TASK DATA.

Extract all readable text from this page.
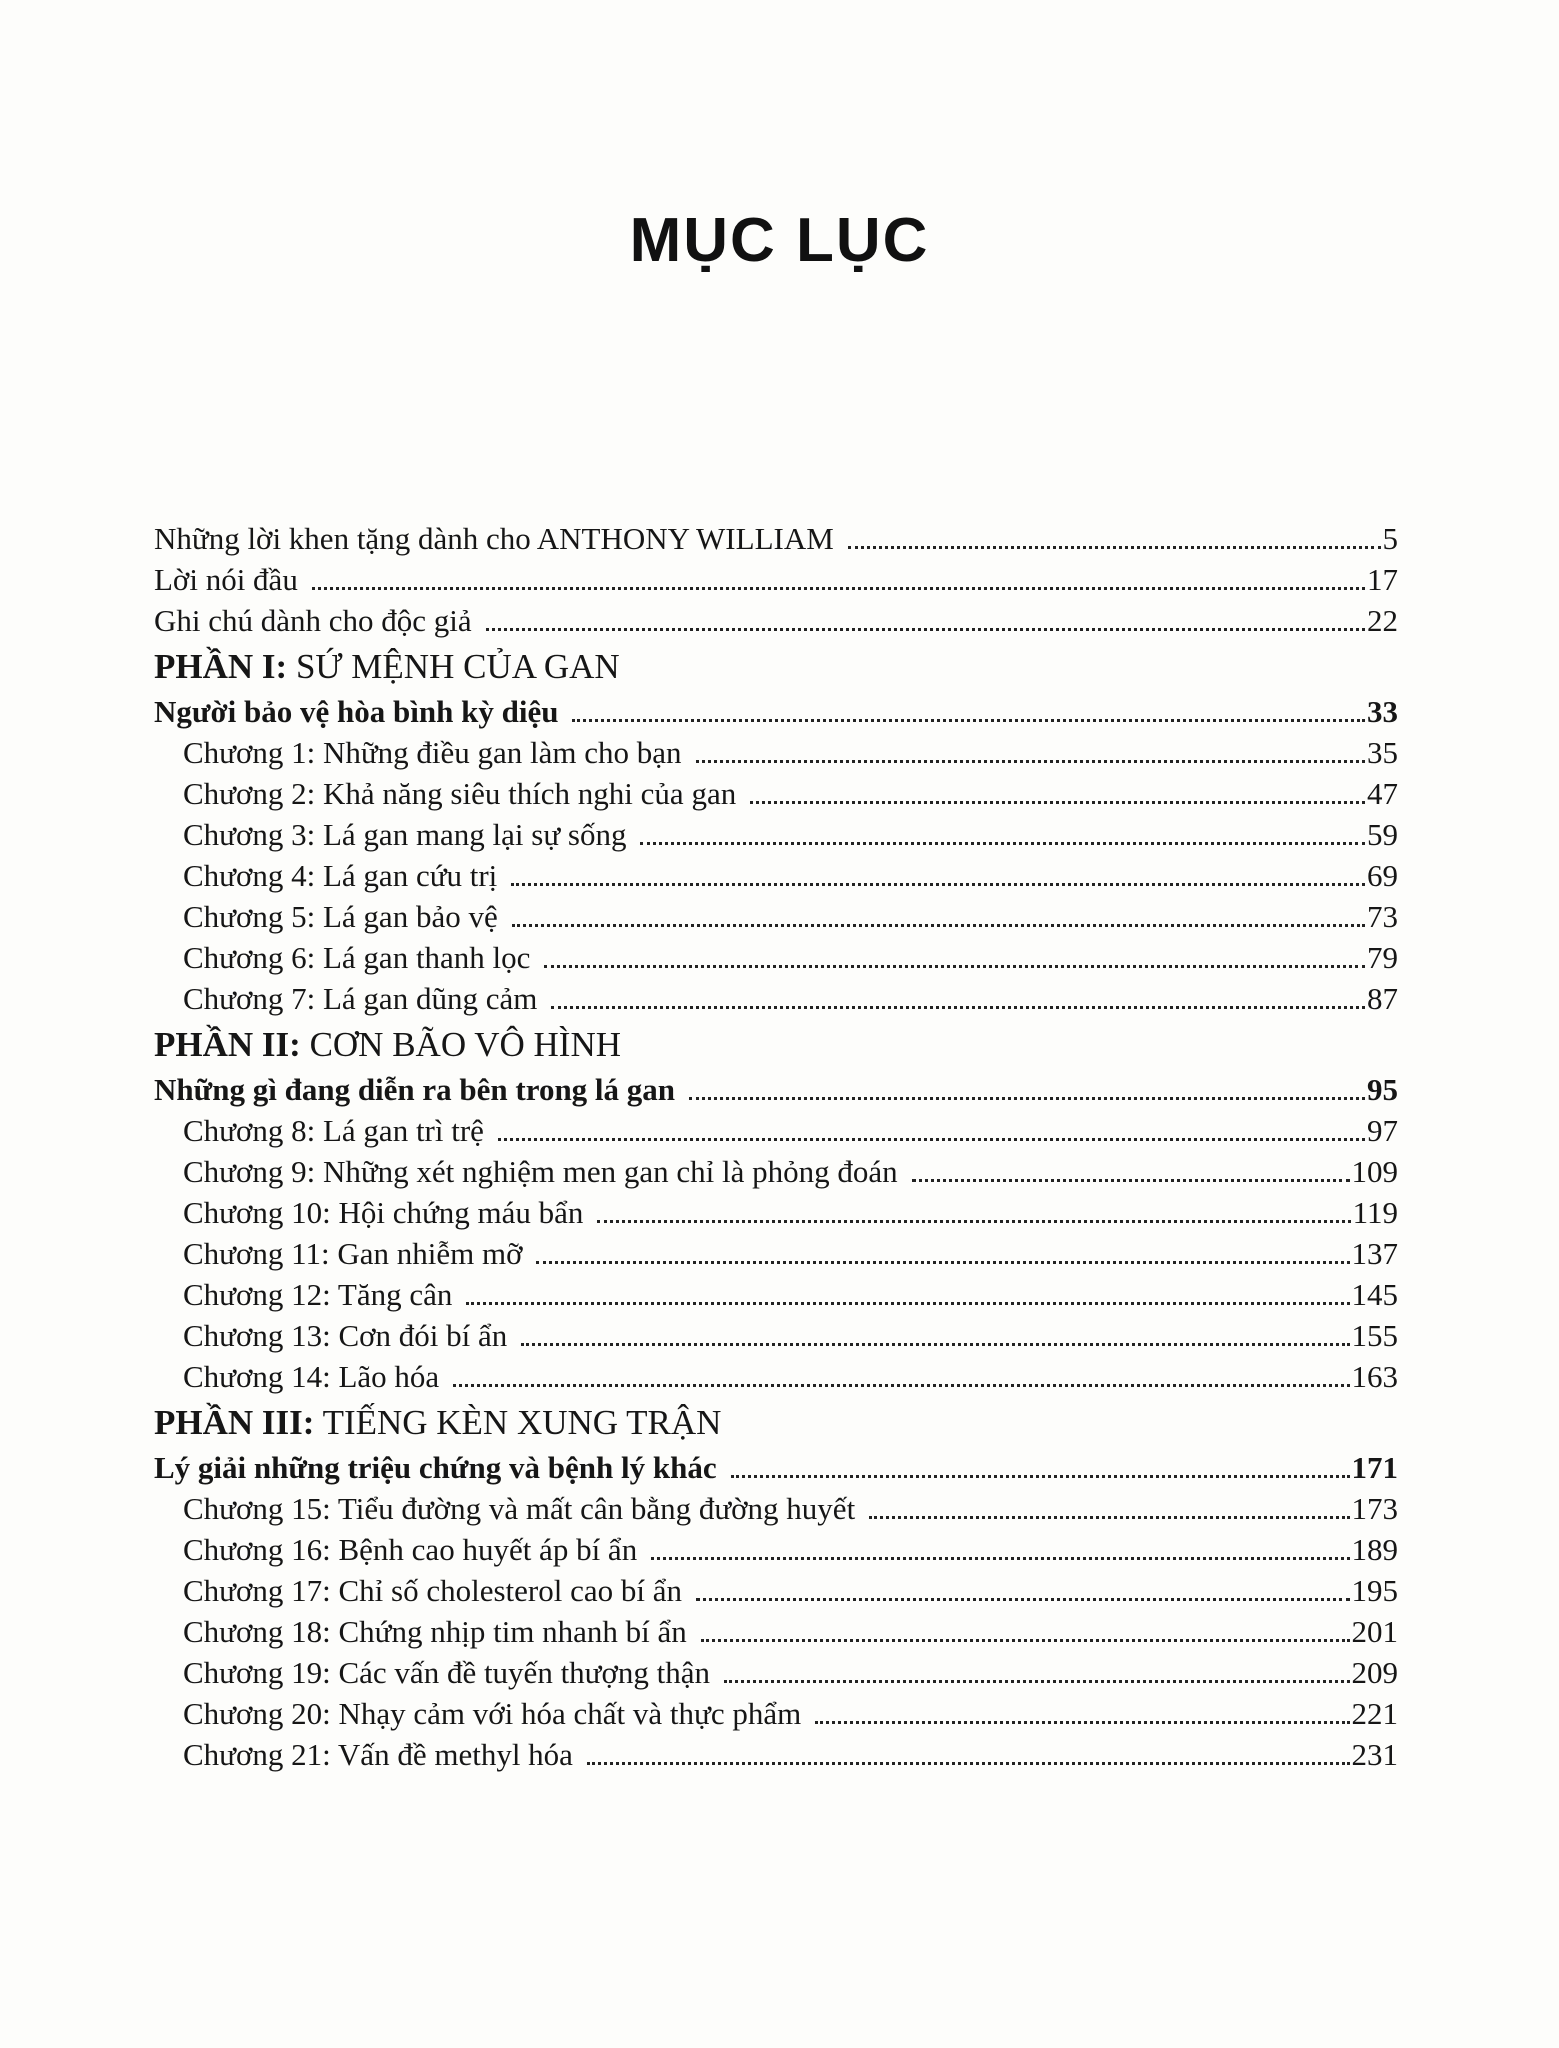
MỤC LỤC
Những lời khen tặng dành cho ANTHONY WILLIAM	5
Lời nói đầu	17
Ghi chú dành cho độc giả	22
PHẦN I: SỨ MỆNH CỦA GAN
Người bảo vệ hòa bình kỳ diệu	33
Chương 1: Những điều gan làm cho bạn	35
Chương 2: Khả năng siêu thích nghi của gan	47
Chương 3: Lá gan mang lại sự sống	59
Chương 4: Lá gan cứu trị	69
Chương 5: Lá gan bảo vệ	73
Chương 6: Lá gan thanh lọc	79
Chương 7: Lá gan dũng cảm	87
PHẦN II: CƠN BÃO VÔ HÌNH
Những gì đang diễn ra bên trong lá gan	95
Chương 8: Lá gan trì trệ	97
Chương 9: Những xét nghiệm men gan chỉ là phỏng đoán	109
Chương 10: Hội chứng máu bẩn	119
Chương 11: Gan nhiễm mỡ	137
Chương 12: Tăng cân	145
Chương 13: Cơn đói bí ẩn	155
Chương 14: Lão hóa	163
PHẦN III: TIẾNG KÈN XUNG TRẬN
Lý giải những triệu chứng và bệnh lý khác	171
Chương 15: Tiểu đường và mất cân bằng đường huyết	173
Chương 16: Bệnh cao huyết áp bí ẩn	189
Chương 17: Chỉ số cholesterol cao bí ẩn	195
Chương 18: Chứng nhịp tim nhanh bí ẩn	201
Chương 19: Các vấn đề tuyến thượng thận	209
Chương 20: Nhạy cảm với hóa chất và thực phẩm	221
Chương 21: Vấn đề methyl hóa	231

WHAT NEEDS TO BE DONE.
List the lines that contain the word "PHẦN".

REPLY.
PHẦN I: SỨ MỆNH CỦA GAN
PHẦN II: CƠN BÃO VÔ HÌNH
PHẦN III: TIẾNG KÈN XUNG TRẬN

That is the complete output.